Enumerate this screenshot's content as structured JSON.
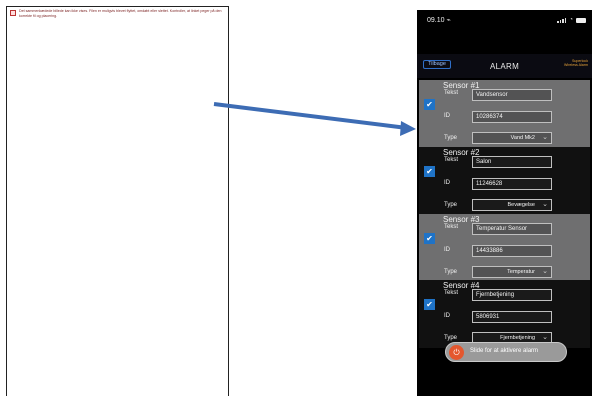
{
  "document": {
    "broken_image_icon": "broken-image-icon",
    "message": "Det sammenkædede billede kan ikke vises. Filen er muligvis blevet flyttet, omdøbt eller slettet. Kontroller, at linket peger på den korrekte fil og placering."
  },
  "arrow": {
    "color": "#3d6cb4"
  },
  "phone": {
    "status": {
      "time": "09.10 ⌁",
      "wifi_icon": "wifi-icon",
      "battery_icon": "battery-icon"
    },
    "nav": {
      "back_label": "Tilbage",
      "title": "ALARM",
      "logo_text": "Superlock Wireless Alarm"
    },
    "sensors": [
      {
        "header": "Sensor #1",
        "checked": true,
        "tekst_label": "Tekst",
        "tekst_value": "Vandsensor",
        "id_label": "ID",
        "id_value": "10286374",
        "type_label": "Type",
        "type_value": "Vand Mk2"
      },
      {
        "header": "Sensor #2",
        "checked": true,
        "tekst_label": "Tekst",
        "tekst_value": "Salon",
        "id_label": "ID",
        "id_value": "11246628",
        "type_label": "Type",
        "type_value": "Bevægelse"
      },
      {
        "header": "Sensor #3",
        "checked": true,
        "tekst_label": "Tekst",
        "tekst_value": "Temperatur Sensor",
        "id_label": "ID",
        "id_value": "14433886",
        "type_label": "Type",
        "type_value": "Temperatur"
      },
      {
        "header": "Sensor #4",
        "checked": true,
        "tekst_label": "Tekst",
        "tekst_value": "Fjernbetjening",
        "id_label": "ID",
        "id_value": "5806931",
        "type_label": "Type",
        "type_value": "Fjernbetjening"
      }
    ],
    "slider": {
      "label": "Slide for at aktivere alarm",
      "icon": "power-icon"
    }
  },
  "colors": {
    "accent": "#1f73c7",
    "row_highlight": "#6f6f70",
    "slider_knob": "#e4572e",
    "logo": "#e7a33a"
  }
}
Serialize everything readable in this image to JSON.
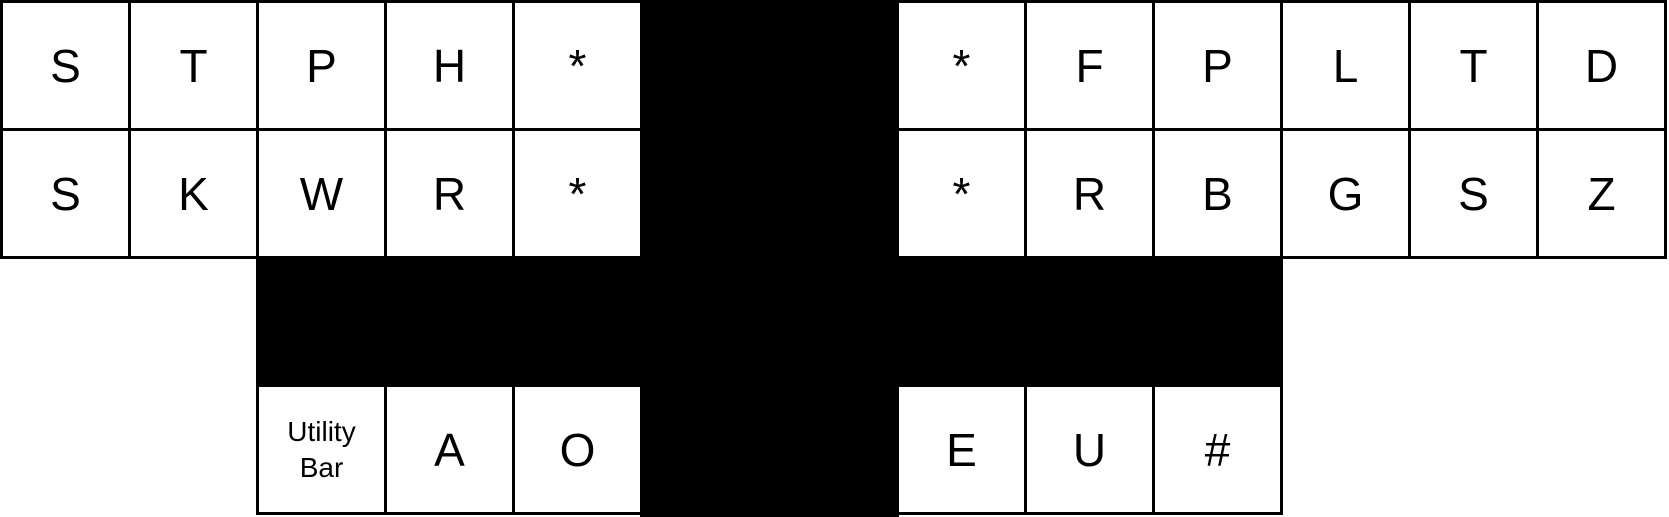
{
  "colors": {
    "key_fill": "#ffffff",
    "outline": "#000000",
    "blocked_area": "#000000"
  },
  "left_bank": {
    "top_row": [
      "S",
      "T",
      "P",
      "H",
      "*"
    ],
    "bottom_row": [
      "S",
      "K",
      "W",
      "R",
      "*"
    ]
  },
  "right_bank": {
    "top_row": [
      "*",
      "F",
      "P",
      "L",
      "T",
      "D"
    ],
    "bottom_row": [
      "*",
      "R",
      "B",
      "G",
      "S",
      "Z"
    ]
  },
  "thumbs": {
    "left": {
      "utility_line1": "Utility",
      "utility_line2": "Bar",
      "keys": [
        "A",
        "O"
      ]
    },
    "right": [
      "E",
      "U",
      "#"
    ]
  }
}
◇ ◇ ◇ ◇ ◇ ◇ ◇
* Instruction *
Output the data exactly. Pictures don't belong in the result.

* Correct response *
Enumerate this screenshot's content as structured JSON.
{
  "document": {
    "broken_image_icon": "broken-image-icon",
    "message": "Det sammenkædede billede kan ikke vises. Filen er muligvis blevet flyttet, omdøbt eller slettet. Kontroller, at linket peger på den korrekte fil og placering."
  },
  "arrow": {
    "color": "#3d6cb4"
  },
  "phone": {
    "status": {
      "time": "09.10 ⌁",
      "wifi_icon": "wifi-icon",
      "battery_icon": "battery-icon"
    },
    "nav": {
      "back_label": "Tilbage",
      "title": "ALARM",
      "logo_text": "Superlock Wireless Alarm"
    },
    "sensors": [
      {
        "header": "Sensor #1",
        "checked": true,
        "tekst_label": "Tekst",
        "tekst_value": "Vandsensor",
        "id_label": "ID",
        "id_value": "10286374",
        "type_label": "Type",
        "type_value": "Vand Mk2"
      },
      {
        "header": "Sensor #2",
        "checked": true,
        "tekst_label": "Tekst",
        "tekst_value": "Salon",
        "id_label": "ID",
        "id_value": "11246628",
        "type_label": "Type",
        "type_value": "Bevægelse"
      },
      {
        "header": "Sensor #3",
        "checked": true,
        "tekst_label": "Tekst",
        "tekst_value": "Temperatur Sensor",
        "id_label": "ID",
        "id_value": "14433886",
        "type_label": "Type",
        "type_value": "Temperatur"
      },
      {
        "header": "Sensor #4",
        "checked": true,
        "tekst_label": "Tekst",
        "tekst_value": "Fjernbetjening",
        "id_label": "ID",
        "id_value": "5806931",
        "type_label": "Type",
        "type_value": "Fjernbetjening"
      }
    ],
    "slider": {
      "label": "Slide for at aktivere alarm",
      "icon": "power-icon"
    }
  },
  "colors": {
    "accent": "#1f73c7",
    "row_highlight": "#6f6f70",
    "slider_knob": "#e4572e",
    "logo": "#e7a33a"
  }
}
Serialize everything readable in this image to JSON.
{
  "colors": {
    "key_fill": "#ffffff",
    "outline": "#000000",
    "blocked_area": "#000000"
  },
  "left_bank": {
    "top_row": [
      "S",
      "T",
      "P",
      "H",
      "*"
    ],
    "bottom_row": [
      "S",
      "K",
      "W",
      "R",
      "*"
    ]
  },
  "right_bank": {
    "top_row": [
      "*",
      "F",
      "P",
      "L",
      "T",
      "D"
    ],
    "bottom_row": [
      "*",
      "R",
      "B",
      "G",
      "S",
      "Z"
    ]
  },
  "thumbs": {
    "left": {
      "utility_line1": "Utility",
      "utility_line2": "Bar",
      "keys": [
        "A",
        "O"
      ]
    },
    "right": [
      "E",
      "U",
      "#"
    ]
  }
}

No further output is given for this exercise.